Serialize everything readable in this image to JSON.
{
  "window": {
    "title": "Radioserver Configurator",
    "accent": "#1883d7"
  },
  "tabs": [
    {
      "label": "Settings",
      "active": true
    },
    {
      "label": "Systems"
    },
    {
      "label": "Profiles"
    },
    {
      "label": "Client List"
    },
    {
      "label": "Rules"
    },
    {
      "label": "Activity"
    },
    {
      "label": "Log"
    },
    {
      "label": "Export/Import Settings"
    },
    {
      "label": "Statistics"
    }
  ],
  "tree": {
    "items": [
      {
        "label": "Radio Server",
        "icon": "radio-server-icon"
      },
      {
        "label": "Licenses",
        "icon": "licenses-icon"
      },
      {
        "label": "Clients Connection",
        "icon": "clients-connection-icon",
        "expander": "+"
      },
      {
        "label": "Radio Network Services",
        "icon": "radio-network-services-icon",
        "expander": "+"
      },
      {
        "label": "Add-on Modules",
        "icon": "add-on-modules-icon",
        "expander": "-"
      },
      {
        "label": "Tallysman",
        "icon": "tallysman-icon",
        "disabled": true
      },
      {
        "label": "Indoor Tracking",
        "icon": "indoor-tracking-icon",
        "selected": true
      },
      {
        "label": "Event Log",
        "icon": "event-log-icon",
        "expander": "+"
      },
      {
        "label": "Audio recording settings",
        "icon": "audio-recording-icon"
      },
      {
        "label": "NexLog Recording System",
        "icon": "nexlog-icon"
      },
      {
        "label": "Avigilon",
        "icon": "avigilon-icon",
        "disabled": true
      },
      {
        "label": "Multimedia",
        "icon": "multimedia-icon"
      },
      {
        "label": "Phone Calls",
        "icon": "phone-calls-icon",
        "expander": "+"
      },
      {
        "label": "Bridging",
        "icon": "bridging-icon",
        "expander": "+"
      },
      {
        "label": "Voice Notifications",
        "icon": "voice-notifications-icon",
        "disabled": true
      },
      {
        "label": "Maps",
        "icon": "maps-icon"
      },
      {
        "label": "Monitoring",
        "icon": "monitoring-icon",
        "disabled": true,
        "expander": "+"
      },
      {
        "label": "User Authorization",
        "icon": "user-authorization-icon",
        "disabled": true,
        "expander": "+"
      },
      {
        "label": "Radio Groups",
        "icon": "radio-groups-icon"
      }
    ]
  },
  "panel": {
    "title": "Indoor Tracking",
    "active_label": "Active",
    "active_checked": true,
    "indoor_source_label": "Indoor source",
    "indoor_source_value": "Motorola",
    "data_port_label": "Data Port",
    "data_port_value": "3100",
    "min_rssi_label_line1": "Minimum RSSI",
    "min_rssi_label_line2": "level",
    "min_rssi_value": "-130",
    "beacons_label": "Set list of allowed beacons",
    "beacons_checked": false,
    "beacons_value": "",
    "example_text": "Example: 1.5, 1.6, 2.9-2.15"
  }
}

★ ★ ★ ★

#### GOAL OF THE EXERCISE
Write out every line of the records exactly.

#### ANSWER TO THIS PROBLEM
Serialize everything readable in this image to JSON.
{
  "window": {
    "title": "Radioserver Configurator",
    "accent": "#1883d7"
  },
  "tabs": [
    {
      "label": "Settings",
      "active": true
    },
    {
      "label": "Systems"
    },
    {
      "label": "Profiles"
    },
    {
      "label": "Client List"
    },
    {
      "label": "Rules"
    },
    {
      "label": "Activity"
    },
    {
      "label": "Log"
    },
    {
      "label": "Export/Import Settings"
    },
    {
      "label": "Statistics"
    }
  ],
  "tree": {
    "items": [
      {
        "label": "Radio Server",
        "icon": "radio-server-icon"
      },
      {
        "label": "Licenses",
        "icon": "licenses-icon"
      },
      {
        "label": "Clients Connection",
        "icon": "clients-connection-icon",
        "expander": "+"
      },
      {
        "label": "Radio Network Services",
        "icon": "radio-network-services-icon",
        "expander": "+"
      },
      {
        "label": "Add-on Modules",
        "icon": "add-on-modules-icon",
        "expander": "-"
      },
      {
        "label": "Tallysman",
        "icon": "tallysman-icon",
        "disabled": true
      },
      {
        "label": "Indoor Tracking",
        "icon": "indoor-tracking-icon",
        "selected": true
      },
      {
        "label": "Event Log",
        "icon": "event-log-icon",
        "expander": "+"
      },
      {
        "label": "Audio recording settings",
        "icon": "audio-recording-icon"
      },
      {
        "label": "NexLog Recording System",
        "icon": "nexlog-icon"
      },
      {
        "label": "Avigilon",
        "icon": "avigilon-icon",
        "disabled": true
      },
      {
        "label": "Multimedia",
        "icon": "multimedia-icon"
      },
      {
        "label": "Phone Calls",
        "icon": "phone-calls-icon",
        "expander": "+"
      },
      {
        "label": "Bridging",
        "icon": "bridging-icon",
        "expander": "+"
      },
      {
        "label": "Voice Notifications",
        "icon": "voice-notifications-icon",
        "disabled": true
      },
      {
        "label": "Maps",
        "icon": "maps-icon"
      },
      {
        "label": "Monitoring",
        "icon": "monitoring-icon",
        "disabled": true,
        "expander": "+"
      },
      {
        "label": "User Authorization",
        "icon": "user-authorization-icon",
        "disabled": true,
        "expander": "+"
      },
      {
        "label": "Radio Groups",
        "icon": "radio-groups-icon"
      }
    ]
  },
  "panel": {
    "title": "Indoor Tracking",
    "active_label": "Active",
    "active_checked": true,
    "indoor_source_label": "Indoor source",
    "indoor_source_value": "Motorola",
    "data_port_label": "Data Port",
    "data_port_value": "3100",
    "min_rssi_label_line1": "Minimum RSSI",
    "min_rssi_label_line2": "level",
    "min_rssi_value": "-130",
    "beacons_label": "Set list of allowed beacons",
    "beacons_checked": false,
    "beacons_value": "",
    "example_text": "Example: 1.5, 1.6, 2.9-2.15"
  }
}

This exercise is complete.